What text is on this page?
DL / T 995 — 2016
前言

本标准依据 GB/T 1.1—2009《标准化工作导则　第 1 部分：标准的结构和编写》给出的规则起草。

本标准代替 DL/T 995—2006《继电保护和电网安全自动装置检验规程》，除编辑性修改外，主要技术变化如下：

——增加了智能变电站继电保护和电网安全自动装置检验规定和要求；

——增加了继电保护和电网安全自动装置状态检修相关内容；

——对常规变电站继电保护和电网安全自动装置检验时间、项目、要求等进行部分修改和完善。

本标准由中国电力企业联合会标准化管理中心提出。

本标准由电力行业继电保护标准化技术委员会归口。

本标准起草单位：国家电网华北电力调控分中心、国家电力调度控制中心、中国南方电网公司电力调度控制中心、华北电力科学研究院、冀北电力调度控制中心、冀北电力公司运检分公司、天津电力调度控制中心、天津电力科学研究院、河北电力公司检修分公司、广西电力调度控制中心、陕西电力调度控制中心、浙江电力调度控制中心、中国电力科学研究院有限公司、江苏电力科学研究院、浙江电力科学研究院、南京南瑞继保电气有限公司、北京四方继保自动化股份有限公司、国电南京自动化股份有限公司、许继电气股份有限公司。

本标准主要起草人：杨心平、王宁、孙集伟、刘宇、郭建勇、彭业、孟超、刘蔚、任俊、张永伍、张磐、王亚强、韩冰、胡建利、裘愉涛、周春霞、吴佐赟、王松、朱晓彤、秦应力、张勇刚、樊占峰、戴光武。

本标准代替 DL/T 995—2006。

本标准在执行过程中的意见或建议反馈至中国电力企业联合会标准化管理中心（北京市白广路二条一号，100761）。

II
--
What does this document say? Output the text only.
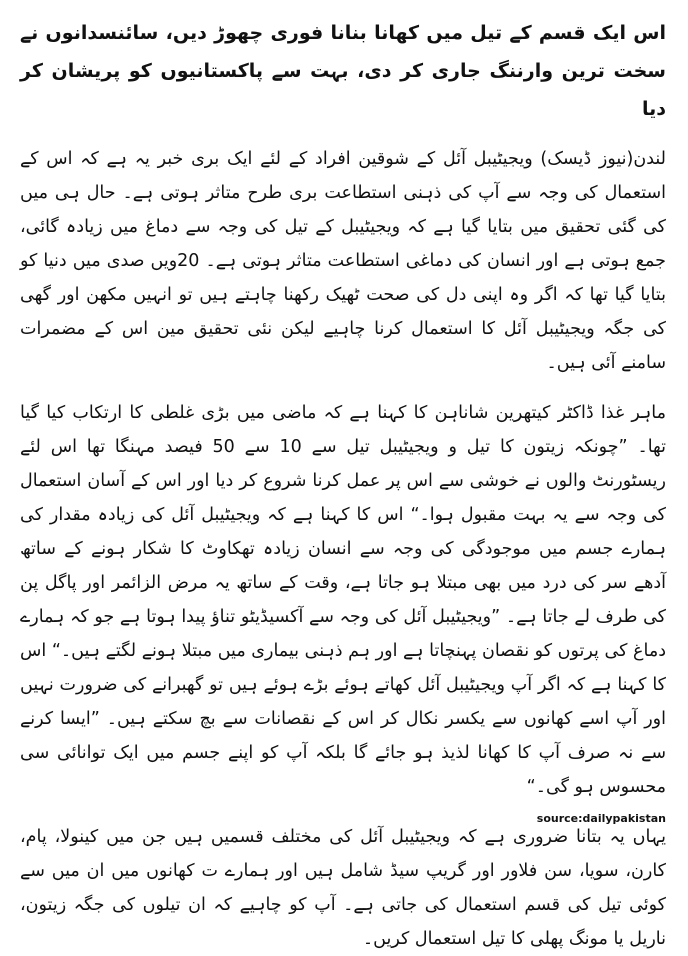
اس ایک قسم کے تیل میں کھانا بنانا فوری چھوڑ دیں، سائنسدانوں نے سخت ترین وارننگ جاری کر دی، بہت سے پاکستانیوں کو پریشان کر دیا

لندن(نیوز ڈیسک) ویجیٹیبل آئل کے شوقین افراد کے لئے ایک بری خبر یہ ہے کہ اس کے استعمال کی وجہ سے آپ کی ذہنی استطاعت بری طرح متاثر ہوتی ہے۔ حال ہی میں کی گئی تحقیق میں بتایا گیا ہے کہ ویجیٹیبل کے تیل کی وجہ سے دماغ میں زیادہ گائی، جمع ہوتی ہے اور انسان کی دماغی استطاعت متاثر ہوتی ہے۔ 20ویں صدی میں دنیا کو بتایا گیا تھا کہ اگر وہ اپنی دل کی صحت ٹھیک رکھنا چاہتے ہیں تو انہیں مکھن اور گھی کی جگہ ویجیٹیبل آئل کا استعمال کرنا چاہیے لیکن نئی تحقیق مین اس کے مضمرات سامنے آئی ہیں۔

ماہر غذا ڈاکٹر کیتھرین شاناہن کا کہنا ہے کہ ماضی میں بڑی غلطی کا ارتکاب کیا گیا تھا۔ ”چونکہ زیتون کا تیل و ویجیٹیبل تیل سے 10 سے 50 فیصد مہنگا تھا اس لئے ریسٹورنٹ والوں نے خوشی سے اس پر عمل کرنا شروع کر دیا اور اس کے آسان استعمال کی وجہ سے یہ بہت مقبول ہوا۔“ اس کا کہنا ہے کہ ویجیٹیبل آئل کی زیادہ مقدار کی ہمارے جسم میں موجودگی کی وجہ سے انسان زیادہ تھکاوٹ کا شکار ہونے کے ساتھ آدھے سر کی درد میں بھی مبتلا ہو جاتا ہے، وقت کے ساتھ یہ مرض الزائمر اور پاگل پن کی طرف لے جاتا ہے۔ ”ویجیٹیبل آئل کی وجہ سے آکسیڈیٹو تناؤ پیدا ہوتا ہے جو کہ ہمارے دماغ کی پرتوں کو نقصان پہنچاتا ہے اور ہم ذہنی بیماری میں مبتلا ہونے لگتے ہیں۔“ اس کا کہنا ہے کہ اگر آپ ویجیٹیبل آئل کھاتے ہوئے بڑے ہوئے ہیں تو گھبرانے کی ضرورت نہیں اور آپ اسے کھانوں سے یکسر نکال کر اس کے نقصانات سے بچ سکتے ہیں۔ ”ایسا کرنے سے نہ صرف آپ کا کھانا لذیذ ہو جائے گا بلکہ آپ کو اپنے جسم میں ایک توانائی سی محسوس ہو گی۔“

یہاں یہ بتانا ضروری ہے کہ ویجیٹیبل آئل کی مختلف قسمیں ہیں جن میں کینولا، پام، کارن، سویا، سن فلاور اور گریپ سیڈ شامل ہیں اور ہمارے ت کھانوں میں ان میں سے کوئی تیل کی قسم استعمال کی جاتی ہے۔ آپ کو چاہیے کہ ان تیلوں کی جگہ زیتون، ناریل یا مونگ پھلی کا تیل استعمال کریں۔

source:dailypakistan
==
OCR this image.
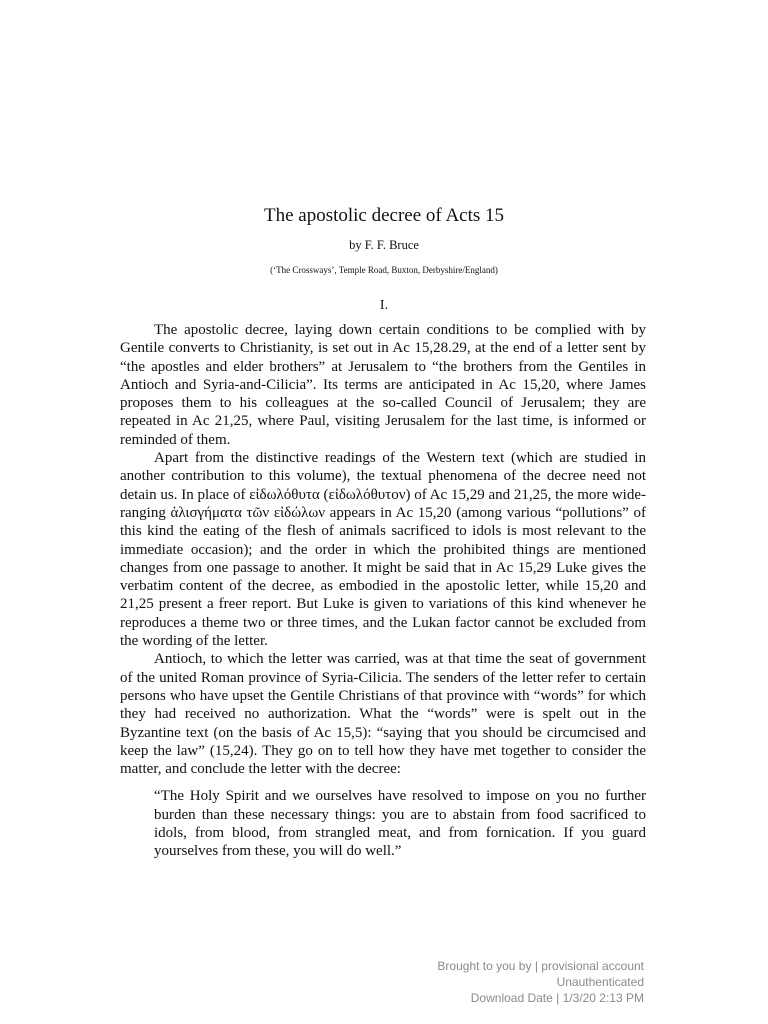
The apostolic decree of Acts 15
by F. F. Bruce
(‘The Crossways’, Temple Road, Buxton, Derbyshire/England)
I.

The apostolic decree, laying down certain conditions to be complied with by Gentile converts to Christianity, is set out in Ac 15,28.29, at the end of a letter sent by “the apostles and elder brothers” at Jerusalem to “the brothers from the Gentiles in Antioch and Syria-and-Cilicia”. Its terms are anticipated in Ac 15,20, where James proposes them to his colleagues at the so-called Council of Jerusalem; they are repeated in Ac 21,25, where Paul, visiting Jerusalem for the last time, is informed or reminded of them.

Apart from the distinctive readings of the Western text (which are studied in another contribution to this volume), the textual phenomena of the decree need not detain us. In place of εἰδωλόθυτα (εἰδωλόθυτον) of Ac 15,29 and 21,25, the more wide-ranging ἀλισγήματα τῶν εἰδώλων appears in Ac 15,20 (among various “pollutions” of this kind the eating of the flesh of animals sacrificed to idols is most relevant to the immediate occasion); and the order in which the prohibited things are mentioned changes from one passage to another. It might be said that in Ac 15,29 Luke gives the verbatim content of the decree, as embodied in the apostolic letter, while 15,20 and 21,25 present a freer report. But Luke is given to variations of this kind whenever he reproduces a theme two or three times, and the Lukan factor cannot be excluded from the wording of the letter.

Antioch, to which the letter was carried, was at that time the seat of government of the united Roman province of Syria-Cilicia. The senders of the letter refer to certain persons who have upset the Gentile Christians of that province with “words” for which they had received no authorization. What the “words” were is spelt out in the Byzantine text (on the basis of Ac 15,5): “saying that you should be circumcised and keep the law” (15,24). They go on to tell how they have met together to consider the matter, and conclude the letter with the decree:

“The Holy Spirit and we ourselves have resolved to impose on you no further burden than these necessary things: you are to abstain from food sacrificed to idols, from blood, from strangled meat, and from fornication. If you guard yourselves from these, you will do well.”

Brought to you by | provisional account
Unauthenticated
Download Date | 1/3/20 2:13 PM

§ **Task prompt**
Each line containing "Gentile" counts once; state the total number of such lines and nothing else.

§ **Exercise result**
2